━━━ Given entries
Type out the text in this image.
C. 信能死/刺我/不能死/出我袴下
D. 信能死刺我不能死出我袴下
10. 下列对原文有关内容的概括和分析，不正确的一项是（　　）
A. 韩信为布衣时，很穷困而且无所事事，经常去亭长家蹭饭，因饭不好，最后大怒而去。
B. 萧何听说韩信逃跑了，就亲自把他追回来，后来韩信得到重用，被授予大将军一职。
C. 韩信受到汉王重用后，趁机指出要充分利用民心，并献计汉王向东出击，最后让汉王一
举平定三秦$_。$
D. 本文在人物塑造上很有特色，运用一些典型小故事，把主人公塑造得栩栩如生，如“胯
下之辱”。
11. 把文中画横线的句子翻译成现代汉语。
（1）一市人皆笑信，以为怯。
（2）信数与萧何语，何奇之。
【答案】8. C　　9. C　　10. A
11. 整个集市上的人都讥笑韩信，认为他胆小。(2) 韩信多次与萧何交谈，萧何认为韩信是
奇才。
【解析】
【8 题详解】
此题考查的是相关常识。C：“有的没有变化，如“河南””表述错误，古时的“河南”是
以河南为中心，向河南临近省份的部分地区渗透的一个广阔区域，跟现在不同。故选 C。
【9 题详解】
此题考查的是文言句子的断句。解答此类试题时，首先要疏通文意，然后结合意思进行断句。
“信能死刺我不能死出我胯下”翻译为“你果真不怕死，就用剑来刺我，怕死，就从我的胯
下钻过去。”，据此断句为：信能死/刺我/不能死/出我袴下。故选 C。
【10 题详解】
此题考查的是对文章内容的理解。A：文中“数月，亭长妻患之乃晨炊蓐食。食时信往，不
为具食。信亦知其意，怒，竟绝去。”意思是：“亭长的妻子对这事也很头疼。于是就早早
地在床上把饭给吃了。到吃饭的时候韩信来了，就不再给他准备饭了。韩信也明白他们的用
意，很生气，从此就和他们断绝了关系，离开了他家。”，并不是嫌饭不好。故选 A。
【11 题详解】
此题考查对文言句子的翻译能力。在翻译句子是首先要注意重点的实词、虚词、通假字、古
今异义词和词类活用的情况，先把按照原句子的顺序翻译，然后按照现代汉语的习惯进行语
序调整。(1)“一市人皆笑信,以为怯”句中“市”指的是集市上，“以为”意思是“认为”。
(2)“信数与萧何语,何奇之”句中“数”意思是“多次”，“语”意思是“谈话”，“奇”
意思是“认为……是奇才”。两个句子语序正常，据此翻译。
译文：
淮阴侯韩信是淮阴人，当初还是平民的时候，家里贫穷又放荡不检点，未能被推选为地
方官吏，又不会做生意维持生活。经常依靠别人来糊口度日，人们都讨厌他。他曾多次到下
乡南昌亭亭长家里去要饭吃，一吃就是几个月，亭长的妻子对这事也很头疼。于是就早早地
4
━━━━━━
**Stated problem:** Write out the entries above word for word.

**Exercise answer:**
Type out the text in this image.
C. 信能死/刺我/不能死/出我袴下
D. 信能死刺我不能死出我袴下
10. 下列对原文有关内容的概括和分析，不正确的一项是（　　）
A. 韩信为布衣时，很穷困而且无所事事，经常去亭长家蹭饭，因饭不好，最后大怒而去。
B. 萧何听说韩信逃跑了，就亲自把他追回来，后来韩信得到重用，被授予大将军一职。
C. 韩信受到汉王重用后，趁机指出要充分利用民心，并献计汉王向东出击，最后让汉王一
举平定三秦$_。$
D. 本文在人物塑造上很有特色，运用一些典型小故事，把主人公塑造得栩栩如生，如“胯
下之辱”。
11. 把文中画横线的句子翻译成现代汉语。
（1）一市人皆笑信，以为怯。
（2）信数与萧何语，何奇之。
【答案】8. C　　9. C　　10. A
11. 整个集市上的人都讥笑韩信，认为他胆小。(2) 韩信多次与萧何交谈，萧何认为韩信是
奇才。
【解析】
【8 题详解】
此题考查的是相关常识。C：“有的没有变化，如“河南””表述错误，古时的“河南”是
以河南为中心，向河南临近省份的部分地区渗透的一个广阔区域，跟现在不同。故选 C。
【9 题详解】
此题考查的是文言句子的断句。解答此类试题时，首先要疏通文意，然后结合意思进行断句。
“信能死刺我不能死出我胯下”翻译为“你果真不怕死，就用剑来刺我，怕死，就从我的胯
下钻过去。”，据此断句为：信能死/刺我/不能死/出我袴下。故选 C。
【10 题详解】
此题考查的是对文章内容的理解。A：文中“数月，亭长妻患之乃晨炊蓐食。食时信往，不
为具食。信亦知其意，怒，竟绝去。”意思是：“亭长的妻子对这事也很头疼。于是就早早
地在床上把饭给吃了。到吃饭的时候韩信来了，就不再给他准备饭了。韩信也明白他们的用
意，很生气，从此就和他们断绝了关系，离开了他家。”，并不是嫌饭不好。故选 A。
【11 题详解】
此题考查对文言句子的翻译能力。在翻译句子是首先要注意重点的实词、虚词、通假字、古
今异义词和词类活用的情况，先把按照原句子的顺序翻译，然后按照现代汉语的习惯进行语
序调整。(1)“一市人皆笑信,以为怯”句中“市”指的是集市上，“以为”意思是“认为”。
(2)“信数与萧何语,何奇之”句中“数”意思是“多次”，“语”意思是“谈话”，“奇”
意思是“认为……是奇才”。两个句子语序正常，据此翻译。
译文：
淮阴侯韩信是淮阴人，当初还是平民的时候，家里贫穷又放荡不检点，未能被推选为地
方官吏，又不会做生意维持生活。经常依靠别人来糊口度日，人们都讨厌他。他曾多次到下
乡南昌亭亭长家里去要饭吃，一吃就是几个月，亭长的妻子对这事也很头疼。于是就早早地
4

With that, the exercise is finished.